Collected data

========================================================================

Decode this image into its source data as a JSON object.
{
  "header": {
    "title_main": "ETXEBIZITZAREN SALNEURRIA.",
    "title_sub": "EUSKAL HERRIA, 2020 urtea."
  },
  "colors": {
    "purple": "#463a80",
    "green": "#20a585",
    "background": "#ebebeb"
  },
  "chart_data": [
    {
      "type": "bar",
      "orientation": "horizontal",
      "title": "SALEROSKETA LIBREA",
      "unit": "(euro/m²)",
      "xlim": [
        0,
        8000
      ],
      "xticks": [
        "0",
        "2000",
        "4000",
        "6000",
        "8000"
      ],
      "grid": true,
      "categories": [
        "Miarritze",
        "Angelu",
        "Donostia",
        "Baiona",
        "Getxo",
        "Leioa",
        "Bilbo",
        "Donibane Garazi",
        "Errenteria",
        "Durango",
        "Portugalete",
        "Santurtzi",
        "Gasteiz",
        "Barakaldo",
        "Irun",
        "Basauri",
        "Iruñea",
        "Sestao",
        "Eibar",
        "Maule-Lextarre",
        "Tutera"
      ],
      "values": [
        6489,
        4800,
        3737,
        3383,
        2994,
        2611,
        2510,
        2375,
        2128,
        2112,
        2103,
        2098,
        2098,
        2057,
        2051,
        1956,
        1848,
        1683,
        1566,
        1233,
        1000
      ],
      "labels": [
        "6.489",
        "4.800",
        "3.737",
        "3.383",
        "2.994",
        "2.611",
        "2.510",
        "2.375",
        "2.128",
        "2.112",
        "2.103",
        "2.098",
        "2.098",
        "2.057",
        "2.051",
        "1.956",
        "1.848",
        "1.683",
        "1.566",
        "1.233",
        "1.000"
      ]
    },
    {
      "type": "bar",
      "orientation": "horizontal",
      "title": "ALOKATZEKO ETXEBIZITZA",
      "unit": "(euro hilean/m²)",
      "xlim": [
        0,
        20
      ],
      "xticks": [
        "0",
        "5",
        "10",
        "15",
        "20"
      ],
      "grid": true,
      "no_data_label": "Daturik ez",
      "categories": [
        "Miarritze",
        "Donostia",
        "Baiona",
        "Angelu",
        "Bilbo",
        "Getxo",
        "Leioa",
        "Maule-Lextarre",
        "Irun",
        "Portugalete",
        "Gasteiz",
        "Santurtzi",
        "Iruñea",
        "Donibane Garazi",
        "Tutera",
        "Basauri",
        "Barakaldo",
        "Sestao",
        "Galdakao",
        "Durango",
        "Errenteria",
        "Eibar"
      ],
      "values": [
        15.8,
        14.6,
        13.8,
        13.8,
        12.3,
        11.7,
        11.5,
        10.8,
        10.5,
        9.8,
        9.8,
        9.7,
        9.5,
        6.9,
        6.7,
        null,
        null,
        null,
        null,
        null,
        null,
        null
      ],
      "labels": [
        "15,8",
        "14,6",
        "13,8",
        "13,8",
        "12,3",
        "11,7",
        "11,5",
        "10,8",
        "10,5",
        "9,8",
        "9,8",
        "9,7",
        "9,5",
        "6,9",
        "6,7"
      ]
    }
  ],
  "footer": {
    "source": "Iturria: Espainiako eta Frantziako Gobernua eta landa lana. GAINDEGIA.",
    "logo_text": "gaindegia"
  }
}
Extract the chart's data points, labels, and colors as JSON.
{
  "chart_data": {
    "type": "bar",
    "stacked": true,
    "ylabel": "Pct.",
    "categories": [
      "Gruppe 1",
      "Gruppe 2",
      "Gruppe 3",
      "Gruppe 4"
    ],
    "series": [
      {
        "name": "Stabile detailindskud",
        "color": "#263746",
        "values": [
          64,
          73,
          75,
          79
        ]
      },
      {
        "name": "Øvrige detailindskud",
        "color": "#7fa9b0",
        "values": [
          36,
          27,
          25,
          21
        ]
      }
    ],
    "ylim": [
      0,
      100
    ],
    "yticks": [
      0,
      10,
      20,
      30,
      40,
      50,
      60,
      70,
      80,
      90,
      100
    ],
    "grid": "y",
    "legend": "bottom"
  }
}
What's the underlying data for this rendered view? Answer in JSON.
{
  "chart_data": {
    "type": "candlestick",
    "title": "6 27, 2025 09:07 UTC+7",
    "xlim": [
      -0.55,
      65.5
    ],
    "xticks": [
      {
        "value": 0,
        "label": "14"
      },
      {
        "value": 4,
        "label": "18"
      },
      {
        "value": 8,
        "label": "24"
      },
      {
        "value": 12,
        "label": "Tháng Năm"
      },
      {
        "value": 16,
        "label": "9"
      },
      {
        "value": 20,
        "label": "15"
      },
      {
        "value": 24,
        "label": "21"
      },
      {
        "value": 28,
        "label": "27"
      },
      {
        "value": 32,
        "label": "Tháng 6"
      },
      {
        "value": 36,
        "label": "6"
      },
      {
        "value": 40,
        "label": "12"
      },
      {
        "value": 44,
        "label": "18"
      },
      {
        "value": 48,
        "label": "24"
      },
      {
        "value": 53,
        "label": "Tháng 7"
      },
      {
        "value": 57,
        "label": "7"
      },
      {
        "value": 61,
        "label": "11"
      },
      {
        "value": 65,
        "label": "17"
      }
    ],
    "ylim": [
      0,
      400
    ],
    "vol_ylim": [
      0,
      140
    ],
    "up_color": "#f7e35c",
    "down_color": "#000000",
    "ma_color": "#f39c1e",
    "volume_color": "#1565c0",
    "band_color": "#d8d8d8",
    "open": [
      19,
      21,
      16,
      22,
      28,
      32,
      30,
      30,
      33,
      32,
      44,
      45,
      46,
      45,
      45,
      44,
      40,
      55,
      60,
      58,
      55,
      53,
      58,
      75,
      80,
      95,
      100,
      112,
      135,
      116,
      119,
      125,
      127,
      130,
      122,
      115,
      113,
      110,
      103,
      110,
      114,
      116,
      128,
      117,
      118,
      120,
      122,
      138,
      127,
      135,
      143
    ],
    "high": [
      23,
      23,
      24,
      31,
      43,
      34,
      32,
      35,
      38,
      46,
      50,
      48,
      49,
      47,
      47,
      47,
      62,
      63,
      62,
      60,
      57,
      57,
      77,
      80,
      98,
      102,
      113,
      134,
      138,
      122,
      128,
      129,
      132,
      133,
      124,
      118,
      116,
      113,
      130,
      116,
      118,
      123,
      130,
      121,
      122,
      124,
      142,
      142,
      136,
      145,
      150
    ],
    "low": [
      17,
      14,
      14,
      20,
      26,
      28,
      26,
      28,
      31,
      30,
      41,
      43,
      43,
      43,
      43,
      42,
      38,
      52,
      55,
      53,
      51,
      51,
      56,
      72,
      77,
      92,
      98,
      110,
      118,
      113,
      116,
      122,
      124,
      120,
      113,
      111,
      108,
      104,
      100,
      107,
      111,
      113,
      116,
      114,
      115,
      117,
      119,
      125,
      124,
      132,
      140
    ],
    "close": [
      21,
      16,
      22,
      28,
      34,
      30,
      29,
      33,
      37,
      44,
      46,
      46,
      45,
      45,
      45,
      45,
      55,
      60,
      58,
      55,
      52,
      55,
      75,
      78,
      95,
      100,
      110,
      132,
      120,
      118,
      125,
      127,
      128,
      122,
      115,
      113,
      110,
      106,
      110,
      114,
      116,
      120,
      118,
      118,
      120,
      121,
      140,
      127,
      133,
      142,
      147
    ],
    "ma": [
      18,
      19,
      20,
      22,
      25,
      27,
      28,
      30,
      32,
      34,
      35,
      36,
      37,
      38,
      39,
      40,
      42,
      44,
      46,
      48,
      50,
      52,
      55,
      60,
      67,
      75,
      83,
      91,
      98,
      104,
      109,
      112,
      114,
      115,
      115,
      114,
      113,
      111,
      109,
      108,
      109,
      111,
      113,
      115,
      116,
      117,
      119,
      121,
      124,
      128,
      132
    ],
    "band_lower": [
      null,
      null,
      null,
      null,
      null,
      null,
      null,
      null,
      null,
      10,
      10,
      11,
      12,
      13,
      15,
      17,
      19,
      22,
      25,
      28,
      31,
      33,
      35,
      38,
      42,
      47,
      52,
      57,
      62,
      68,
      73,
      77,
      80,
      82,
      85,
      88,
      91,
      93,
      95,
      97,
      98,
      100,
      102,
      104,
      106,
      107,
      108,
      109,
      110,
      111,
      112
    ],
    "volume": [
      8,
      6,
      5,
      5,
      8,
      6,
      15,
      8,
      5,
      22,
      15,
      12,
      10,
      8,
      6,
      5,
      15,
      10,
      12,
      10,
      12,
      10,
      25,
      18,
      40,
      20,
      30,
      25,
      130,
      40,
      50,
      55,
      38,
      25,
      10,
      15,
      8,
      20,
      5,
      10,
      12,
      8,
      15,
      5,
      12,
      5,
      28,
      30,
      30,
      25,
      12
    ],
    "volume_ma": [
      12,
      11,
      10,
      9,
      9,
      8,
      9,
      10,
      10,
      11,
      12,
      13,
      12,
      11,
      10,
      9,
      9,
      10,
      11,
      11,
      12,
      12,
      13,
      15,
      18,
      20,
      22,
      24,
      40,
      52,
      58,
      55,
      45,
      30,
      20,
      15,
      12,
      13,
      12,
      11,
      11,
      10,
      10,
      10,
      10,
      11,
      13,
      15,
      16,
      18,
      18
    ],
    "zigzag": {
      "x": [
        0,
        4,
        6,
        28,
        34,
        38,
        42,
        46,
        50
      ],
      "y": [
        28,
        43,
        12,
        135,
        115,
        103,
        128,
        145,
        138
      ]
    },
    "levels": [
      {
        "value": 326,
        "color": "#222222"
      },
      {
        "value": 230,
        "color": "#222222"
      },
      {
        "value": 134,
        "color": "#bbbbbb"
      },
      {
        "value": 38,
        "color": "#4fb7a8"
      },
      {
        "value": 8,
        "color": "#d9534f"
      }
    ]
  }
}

========================================================================

### SET TASK
Check each line of the data above for the string "this" and report only how many lines have it.

### SOLUTION
2